*OBJECTIVE*
Copy out the stretch of lines from the one containing "legend-item-11: VII-VIII [1074,493,1132,511]" through the one containing "event-info-box: Terremoto del", both included, reproducing each line exactly.

*DATA ROWS*
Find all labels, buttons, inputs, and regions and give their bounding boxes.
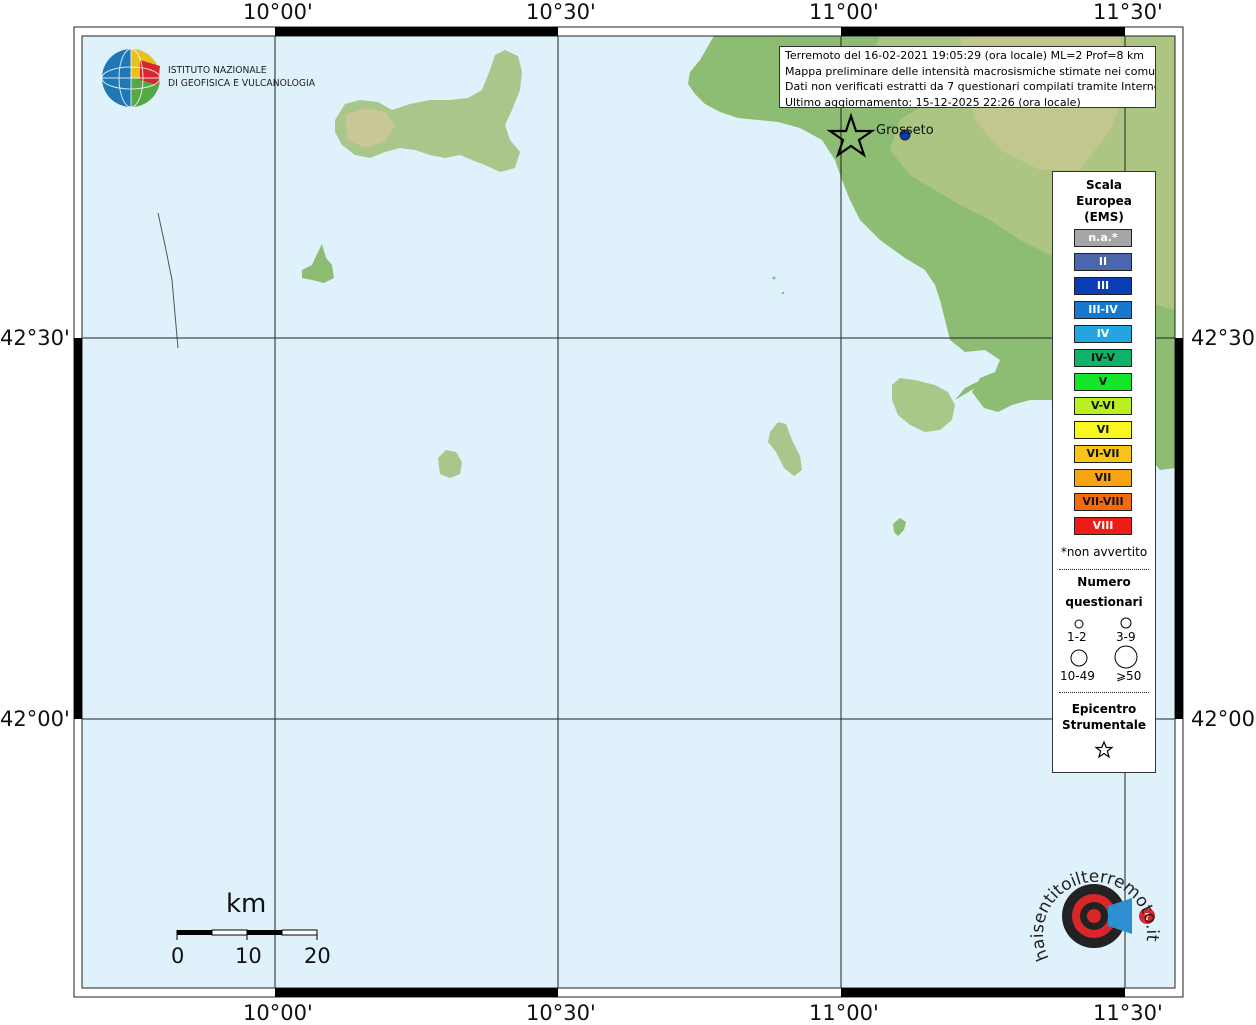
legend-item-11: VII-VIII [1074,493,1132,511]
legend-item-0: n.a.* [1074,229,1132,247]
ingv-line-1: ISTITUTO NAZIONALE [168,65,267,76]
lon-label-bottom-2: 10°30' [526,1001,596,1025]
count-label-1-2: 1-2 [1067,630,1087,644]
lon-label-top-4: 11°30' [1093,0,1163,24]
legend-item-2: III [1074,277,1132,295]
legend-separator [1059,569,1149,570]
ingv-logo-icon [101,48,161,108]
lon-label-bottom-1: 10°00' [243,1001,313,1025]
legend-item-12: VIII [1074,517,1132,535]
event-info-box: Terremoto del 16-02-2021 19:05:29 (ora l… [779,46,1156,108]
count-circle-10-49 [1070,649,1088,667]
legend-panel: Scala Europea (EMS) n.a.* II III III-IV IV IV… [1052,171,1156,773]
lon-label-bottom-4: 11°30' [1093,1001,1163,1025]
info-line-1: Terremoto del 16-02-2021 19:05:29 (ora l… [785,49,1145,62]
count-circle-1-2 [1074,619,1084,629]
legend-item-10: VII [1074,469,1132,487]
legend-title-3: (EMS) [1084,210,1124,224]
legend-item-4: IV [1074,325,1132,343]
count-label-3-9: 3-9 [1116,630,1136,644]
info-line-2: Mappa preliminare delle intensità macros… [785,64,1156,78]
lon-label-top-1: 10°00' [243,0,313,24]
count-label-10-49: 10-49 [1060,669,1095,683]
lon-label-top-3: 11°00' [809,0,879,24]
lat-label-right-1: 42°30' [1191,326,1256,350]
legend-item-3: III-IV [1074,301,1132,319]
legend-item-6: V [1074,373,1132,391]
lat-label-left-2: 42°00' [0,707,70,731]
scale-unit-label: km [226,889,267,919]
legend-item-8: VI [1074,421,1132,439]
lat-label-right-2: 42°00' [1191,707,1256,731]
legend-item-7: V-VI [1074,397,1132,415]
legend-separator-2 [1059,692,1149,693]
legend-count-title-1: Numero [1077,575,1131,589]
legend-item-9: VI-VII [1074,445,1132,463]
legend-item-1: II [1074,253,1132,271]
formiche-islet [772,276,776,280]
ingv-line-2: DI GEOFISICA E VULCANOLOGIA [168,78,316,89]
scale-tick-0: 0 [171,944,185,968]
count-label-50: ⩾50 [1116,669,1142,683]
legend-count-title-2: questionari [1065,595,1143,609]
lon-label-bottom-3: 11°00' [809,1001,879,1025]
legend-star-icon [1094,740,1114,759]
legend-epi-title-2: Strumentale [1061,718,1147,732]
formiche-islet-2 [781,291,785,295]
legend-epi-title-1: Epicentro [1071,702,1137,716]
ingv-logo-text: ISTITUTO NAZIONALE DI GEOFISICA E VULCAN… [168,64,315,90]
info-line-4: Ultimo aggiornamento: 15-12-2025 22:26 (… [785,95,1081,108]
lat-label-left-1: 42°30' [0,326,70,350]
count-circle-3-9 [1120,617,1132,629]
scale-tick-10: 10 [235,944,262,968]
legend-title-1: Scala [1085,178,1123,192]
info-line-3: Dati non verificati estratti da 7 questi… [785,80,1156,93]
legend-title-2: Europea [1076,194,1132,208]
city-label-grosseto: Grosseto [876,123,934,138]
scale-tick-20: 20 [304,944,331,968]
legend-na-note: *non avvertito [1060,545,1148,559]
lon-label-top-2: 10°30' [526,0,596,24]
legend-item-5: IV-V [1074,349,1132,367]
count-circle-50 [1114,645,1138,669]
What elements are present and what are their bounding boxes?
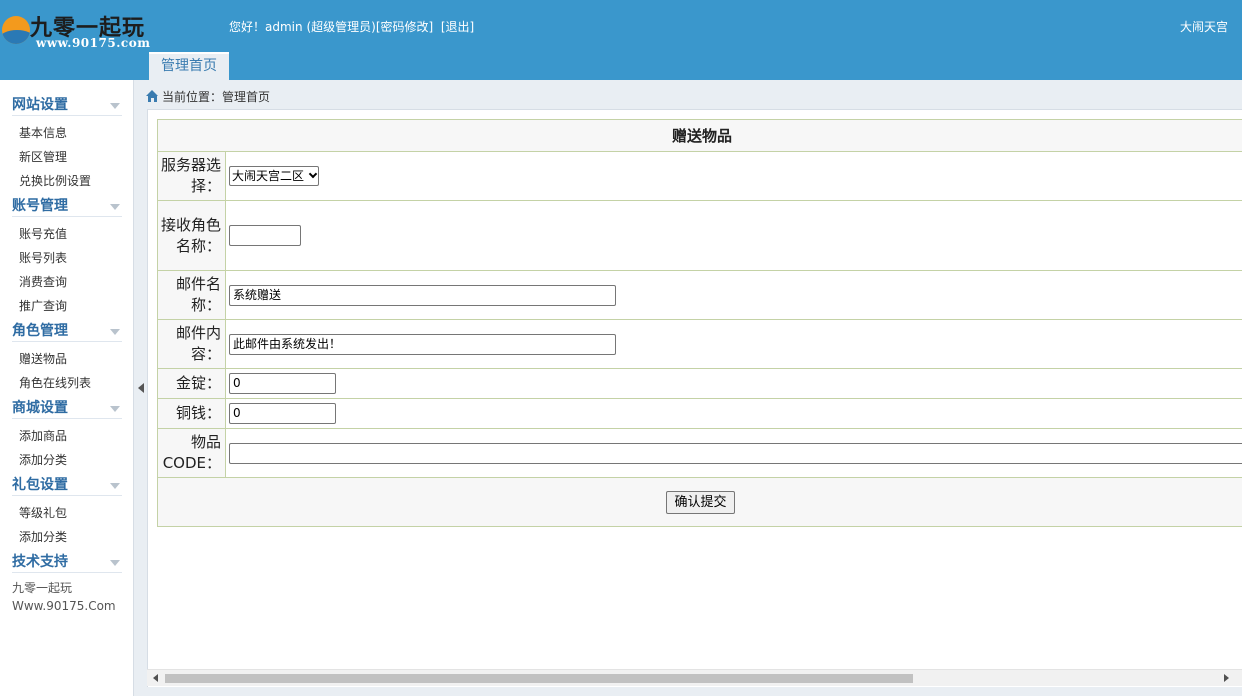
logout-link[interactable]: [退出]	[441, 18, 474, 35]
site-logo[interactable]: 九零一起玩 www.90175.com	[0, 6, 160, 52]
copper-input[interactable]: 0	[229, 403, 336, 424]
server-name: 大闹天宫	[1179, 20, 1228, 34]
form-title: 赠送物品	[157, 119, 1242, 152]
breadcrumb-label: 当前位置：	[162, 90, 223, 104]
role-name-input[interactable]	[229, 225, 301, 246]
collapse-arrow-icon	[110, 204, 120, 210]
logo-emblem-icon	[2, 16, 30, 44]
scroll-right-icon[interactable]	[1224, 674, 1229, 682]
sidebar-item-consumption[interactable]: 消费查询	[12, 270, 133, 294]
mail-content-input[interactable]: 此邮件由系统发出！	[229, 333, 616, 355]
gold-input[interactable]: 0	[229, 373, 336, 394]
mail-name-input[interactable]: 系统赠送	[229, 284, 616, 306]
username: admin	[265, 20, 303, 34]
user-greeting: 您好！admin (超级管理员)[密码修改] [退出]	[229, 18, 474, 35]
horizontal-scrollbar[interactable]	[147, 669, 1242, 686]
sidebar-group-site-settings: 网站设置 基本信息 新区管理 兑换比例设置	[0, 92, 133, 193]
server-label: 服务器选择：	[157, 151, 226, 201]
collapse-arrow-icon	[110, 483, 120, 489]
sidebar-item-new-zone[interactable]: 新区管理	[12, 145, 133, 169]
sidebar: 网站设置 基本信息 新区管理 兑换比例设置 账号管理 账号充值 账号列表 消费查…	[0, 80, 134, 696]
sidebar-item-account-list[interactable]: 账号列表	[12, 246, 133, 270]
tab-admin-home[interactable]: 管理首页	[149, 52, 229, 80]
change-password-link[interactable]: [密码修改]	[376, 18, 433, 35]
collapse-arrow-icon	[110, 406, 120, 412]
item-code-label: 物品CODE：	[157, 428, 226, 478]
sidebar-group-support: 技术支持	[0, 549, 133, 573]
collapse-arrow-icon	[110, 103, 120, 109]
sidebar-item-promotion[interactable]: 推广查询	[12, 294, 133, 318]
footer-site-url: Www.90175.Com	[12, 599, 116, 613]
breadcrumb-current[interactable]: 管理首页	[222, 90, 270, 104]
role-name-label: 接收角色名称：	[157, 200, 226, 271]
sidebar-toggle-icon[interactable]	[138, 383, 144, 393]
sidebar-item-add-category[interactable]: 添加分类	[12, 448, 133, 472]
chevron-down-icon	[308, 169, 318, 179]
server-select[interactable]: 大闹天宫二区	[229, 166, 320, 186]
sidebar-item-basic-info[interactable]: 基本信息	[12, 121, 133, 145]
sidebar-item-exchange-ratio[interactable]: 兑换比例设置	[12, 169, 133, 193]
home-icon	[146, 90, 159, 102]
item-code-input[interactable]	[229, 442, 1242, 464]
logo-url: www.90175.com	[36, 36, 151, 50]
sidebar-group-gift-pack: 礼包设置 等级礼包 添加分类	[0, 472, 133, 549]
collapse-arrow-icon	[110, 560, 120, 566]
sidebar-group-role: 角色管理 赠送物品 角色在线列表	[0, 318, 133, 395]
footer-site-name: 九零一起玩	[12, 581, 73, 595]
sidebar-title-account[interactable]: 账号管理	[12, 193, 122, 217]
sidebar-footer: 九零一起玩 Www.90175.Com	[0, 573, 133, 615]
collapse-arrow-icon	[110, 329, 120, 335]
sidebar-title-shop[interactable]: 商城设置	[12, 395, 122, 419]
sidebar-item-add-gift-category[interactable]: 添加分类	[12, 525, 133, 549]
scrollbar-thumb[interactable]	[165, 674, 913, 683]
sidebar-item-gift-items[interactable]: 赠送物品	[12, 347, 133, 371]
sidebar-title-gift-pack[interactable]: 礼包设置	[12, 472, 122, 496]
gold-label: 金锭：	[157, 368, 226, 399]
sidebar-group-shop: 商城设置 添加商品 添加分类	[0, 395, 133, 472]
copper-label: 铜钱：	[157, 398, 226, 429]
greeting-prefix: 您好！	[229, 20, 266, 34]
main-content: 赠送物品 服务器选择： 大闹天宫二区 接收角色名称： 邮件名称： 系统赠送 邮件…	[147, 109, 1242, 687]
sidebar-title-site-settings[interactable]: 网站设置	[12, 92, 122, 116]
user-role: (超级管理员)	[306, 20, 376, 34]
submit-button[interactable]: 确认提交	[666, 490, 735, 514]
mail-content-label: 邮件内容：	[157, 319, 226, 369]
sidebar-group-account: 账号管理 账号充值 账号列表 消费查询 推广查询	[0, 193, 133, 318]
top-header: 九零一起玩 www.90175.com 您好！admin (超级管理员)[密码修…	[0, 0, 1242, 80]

*ANSWER IN FULL*
legend-item-11: VII-VIII [1074,493,1132,511]
legend-item-0: n.a.* [1074,229,1132,247]
ingv-line-1: ISTITUTO NAZIONALE [168,65,267,76]
lon-label-bottom-2: 10°30' [526,1001,596,1025]
count-label-1-2: 1-2 [1067,630,1087,644]
lon-label-top-4: 11°30' [1093,0,1163,24]
legend-item-2: III [1074,277,1132,295]
legend-separator [1059,569,1149,570]
ingv-logo-icon [101,48,161,108]
lon-label-bottom-1: 10°00' [243,1001,313,1025]
legend-item-12: VIII [1074,517,1132,535]
event-info-box: Terremoto del 16-02-2021 19:05:29 (ora l… [779,46,1156,108]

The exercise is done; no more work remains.